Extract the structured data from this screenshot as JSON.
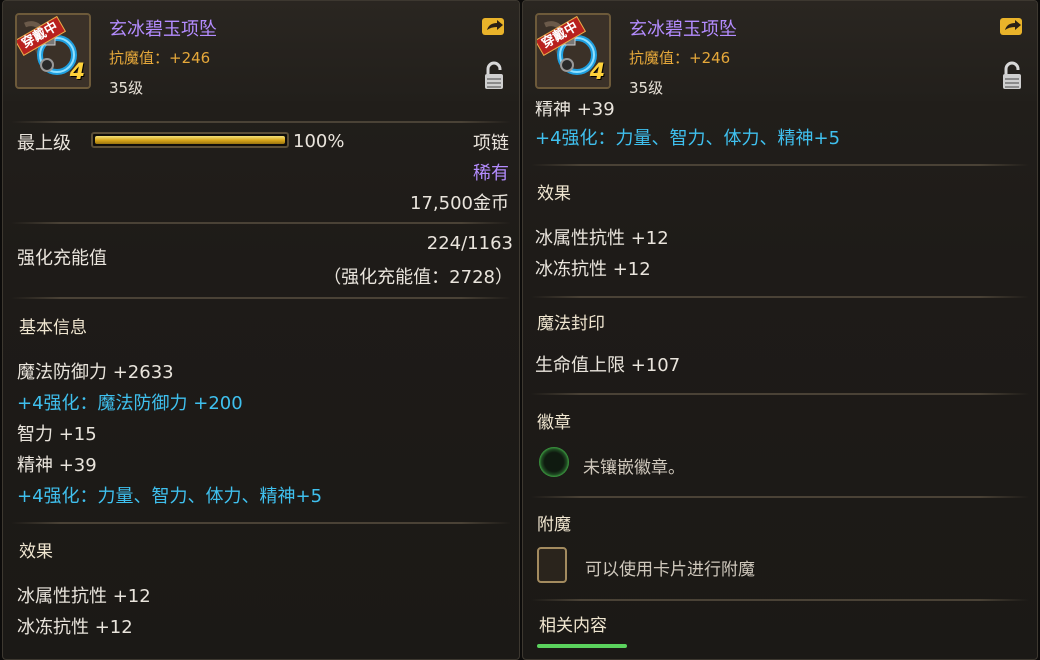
{
  "item": {
    "badge": "穿戴中",
    "enhance_level": "4",
    "name": "玄冰碧玉项坠",
    "magic_resist": "抗魔值：+246",
    "level": "35级"
  },
  "left": {
    "top_level_label": "最上级",
    "progress_percent": 100,
    "progress_text": "100%",
    "slot_type": "项链",
    "rarity": "稀有",
    "price": "17,500金币",
    "charge_label": "强化充能值",
    "charge_value": "224/1163",
    "charge_note": "（强化充能值：2728）",
    "basic_info_title": "基本信息",
    "stats": [
      "魔法防御力 +2633",
      "+4强化：魔法防御力 +200",
      "智力 +15",
      "精神 +39",
      "+4强化：力量、智力、体力、精神+5"
    ],
    "effect_title": "效果",
    "effects": [
      "冰属性抗性 +12",
      "冰冻抗性 +12"
    ]
  },
  "right": {
    "cut_line": "精神 +39",
    "enhance_line": "+4强化：力量、智力、体力、精神+5",
    "effect_title": "效果",
    "effects": [
      "冰属性抗性 +12",
      "冰冻抗性 +12"
    ],
    "seal_title": "魔法封印",
    "seal_value": "生命值上限 +107",
    "emblem_title": "徽章",
    "emblem_text": "未镶嵌徽章。",
    "enchant_title": "附魔",
    "enchant_text": "可以使用卡片进行附魔",
    "related_tab": "相关内容"
  }
}
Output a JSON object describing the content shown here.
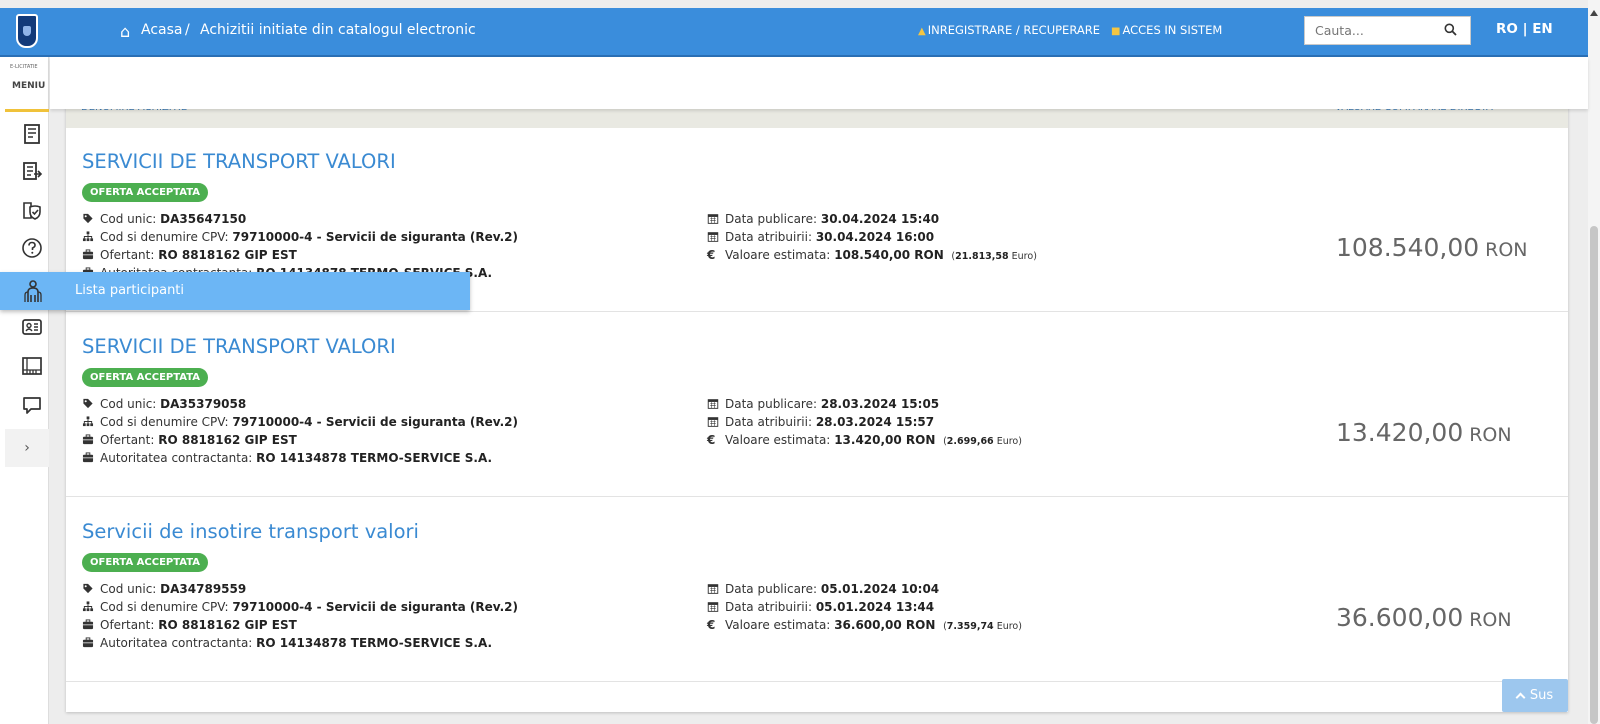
{
  "header": {
    "breadcrumb_home": "Acasa",
    "breadcrumb_sep": "/",
    "breadcrumb_page": "Achizitii initiate din catalogul electronic",
    "register_link": "INREGISTRARE / RECUPERARE",
    "login_link": "ACCES IN SISTEM",
    "search_placeholder": "Cauta...",
    "language": "RO | EN",
    "bar_color": "#3a8ddc"
  },
  "sidebar": {
    "brand_small": "E-LICITATIE",
    "menu_label": "MENIU",
    "expand_label": "›",
    "icons": [
      "document-icon",
      "document-export-icon",
      "shield-check-icon",
      "help-icon",
      "participants-icon",
      "contact-card-icon",
      "catalog-icon",
      "chat-icon"
    ]
  },
  "tooltip": {
    "label": "Lista participanti"
  },
  "table": {
    "col_name": "DENUMIRE ACHIZITIE",
    "col_value": "VALOARE COMPARARE DIRECTA",
    "labels": {
      "cod_unic": "Cod unic:",
      "cpv": "Cod si denumire CPV:",
      "ofertant": "Ofertant:",
      "autoritate": "Autoritatea contractanta:",
      "data_publicare": "Data publicare:",
      "data_atribuirii": "Data atribuirii:",
      "valoare_estimata": "Valoare estimata:",
      "euro_symbol": "€",
      "euro_word": "Euro"
    },
    "rows": [
      {
        "title": "SERVICII DE TRANSPORT VALORI",
        "status": "OFERTA ACCEPTATA",
        "cod_unic": "DA35647150",
        "cpv": "79710000-4 - Servicii de siguranta (Rev.2)",
        "ofertant": "RO 8818162 GIP EST",
        "autoritate": "RO 14134878 TERMO-SERVICE S.A.",
        "data_publicare": "30.04.2024 15:40",
        "data_atribuirii": "30.04.2024 16:00",
        "valoare_estimata": "108.540,00  RON",
        "valoare_euro": "21.813,58",
        "amount": "108.540,00",
        "currency": "RON"
      },
      {
        "title": "SERVICII DE TRANSPORT VALORI",
        "status": "OFERTA ACCEPTATA",
        "cod_unic": "DA35379058",
        "cpv": "79710000-4 - Servicii de siguranta (Rev.2)",
        "ofertant": "RO 8818162 GIP EST",
        "autoritate": "RO 14134878 TERMO-SERVICE S.A.",
        "data_publicare": "28.03.2024 15:05",
        "data_atribuirii": "28.03.2024 15:57",
        "valoare_estimata": "13.420,00  RON",
        "valoare_euro": "2.699,66",
        "amount": "13.420,00",
        "currency": "RON"
      },
      {
        "title": "Servicii de insotire transport valori",
        "status": "OFERTA ACCEPTATA",
        "cod_unic": "DA34789559",
        "cpv": "79710000-4 - Servicii de siguranta (Rev.2)",
        "ofertant": "RO 8818162 GIP EST",
        "autoritate": "RO 14134878 TERMO-SERVICE S.A.",
        "data_publicare": "05.01.2024 10:04",
        "data_atribuirii": "05.01.2024 13:44",
        "valoare_estimata": "36.600,00  RON",
        "valoare_euro": "7.359,74",
        "amount": "36.600,00",
        "currency": "RON"
      }
    ]
  },
  "scroll_top_button": "Sus"
}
---
All of the lines above should be retyped precisely, apart from the pictures.

Extract the structured data from this screenshot as JSON.
{
  "item": {
    "badge": "穿戴中",
    "enhance_level": "4",
    "name": "玄冰碧玉项坠",
    "magic_resist": "抗魔值：+246",
    "level": "35级"
  },
  "left": {
    "top_level_label": "最上级",
    "progress_percent": 100,
    "progress_text": "100%",
    "slot_type": "项链",
    "rarity": "稀有",
    "price": "17,500金币",
    "charge_label": "强化充能值",
    "charge_value": "224/1163",
    "charge_note": "（强化充能值：2728）",
    "basic_info_title": "基本信息",
    "stats": [
      "魔法防御力 +2633",
      "+4强化：魔法防御力 +200",
      "智力 +15",
      "精神 +39",
      "+4强化：力量、智力、体力、精神+5"
    ],
    "effect_title": "效果",
    "effects": [
      "冰属性抗性 +12",
      "冰冻抗性 +12"
    ]
  },
  "right": {
    "cut_line": "精神 +39",
    "enhance_line": "+4强化：力量、智力、体力、精神+5",
    "effect_title": "效果",
    "effects": [
      "冰属性抗性 +12",
      "冰冻抗性 +12"
    ],
    "seal_title": "魔法封印",
    "seal_value": "生命值上限 +107",
    "emblem_title": "徽章",
    "emblem_text": "未镶嵌徽章。",
    "enchant_title": "附魔",
    "enchant_text": "可以使用卡片进行附魔",
    "related_tab": "相关内容"
  }
}
Output a JSON object describing the content shown here.
{
  "header": {
    "breadcrumb_home": "Acasa",
    "breadcrumb_sep": "/",
    "breadcrumb_page": "Achizitii initiate din catalogul electronic",
    "register_link": "INREGISTRARE / RECUPERARE",
    "login_link": "ACCES IN SISTEM",
    "search_placeholder": "Cauta...",
    "language": "RO | EN",
    "bar_color": "#3a8ddc"
  },
  "sidebar": {
    "brand_small": "E-LICITATIE",
    "menu_label": "MENIU",
    "expand_label": "›",
    "icons": [
      "document-icon",
      "document-export-icon",
      "shield-check-icon",
      "help-icon",
      "participants-icon",
      "contact-card-icon",
      "catalog-icon",
      "chat-icon"
    ]
  },
  "tooltip": {
    "label": "Lista participanti"
  },
  "table": {
    "col_name": "DENUMIRE ACHIZITIE",
    "col_value": "VALOARE COMPARARE DIRECTA",
    "labels": {
      "cod_unic": "Cod unic:",
      "cpv": "Cod si denumire CPV:",
      "ofertant": "Ofertant:",
      "autoritate": "Autoritatea contractanta:",
      "data_publicare": "Data publicare:",
      "data_atribuirii": "Data atribuirii:",
      "valoare_estimata": "Valoare estimata:",
      "euro_symbol": "€",
      "euro_word": "Euro"
    },
    "rows": [
      {
        "title": "SERVICII DE TRANSPORT VALORI",
        "status": "OFERTA ACCEPTATA",
        "cod_unic": "DA35647150",
        "cpv": "79710000-4 - Servicii de siguranta (Rev.2)",
        "ofertant": "RO 8818162 GIP EST",
        "autoritate": "RO 14134878 TERMO-SERVICE S.A.",
        "data_publicare": "30.04.2024 15:40",
        "data_atribuirii": "30.04.2024 16:00",
        "valoare_estimata": "108.540,00  RON",
        "valoare_euro": "21.813,58",
        "amount": "108.540,00",
        "currency": "RON"
      },
      {
        "title": "SERVICII DE TRANSPORT VALORI",
        "status": "OFERTA ACCEPTATA",
        "cod_unic": "DA35379058",
        "cpv": "79710000-4 - Servicii de siguranta (Rev.2)",
        "ofertant": "RO 8818162 GIP EST",
        "autoritate": "RO 14134878 TERMO-SERVICE S.A.",
        "data_publicare": "28.03.2024 15:05",
        "data_atribuirii": "28.03.2024 15:57",
        "valoare_estimata": "13.420,00  RON",
        "valoare_euro": "2.699,66",
        "amount": "13.420,00",
        "currency": "RON"
      },
      {
        "title": "Servicii de insotire transport valori",
        "status": "OFERTA ACCEPTATA",
        "cod_unic": "DA34789559",
        "cpv": "79710000-4 - Servicii de siguranta (Rev.2)",
        "ofertant": "RO 8818162 GIP EST",
        "autoritate": "RO 14134878 TERMO-SERVICE S.A.",
        "data_publicare": "05.01.2024 10:04",
        "data_atribuirii": "05.01.2024 13:44",
        "valoare_estimata": "36.600,00  RON",
        "valoare_euro": "7.359,74",
        "amount": "36.600,00",
        "currency": "RON"
      }
    ]
  },
  "scroll_top_button": "Sus"
}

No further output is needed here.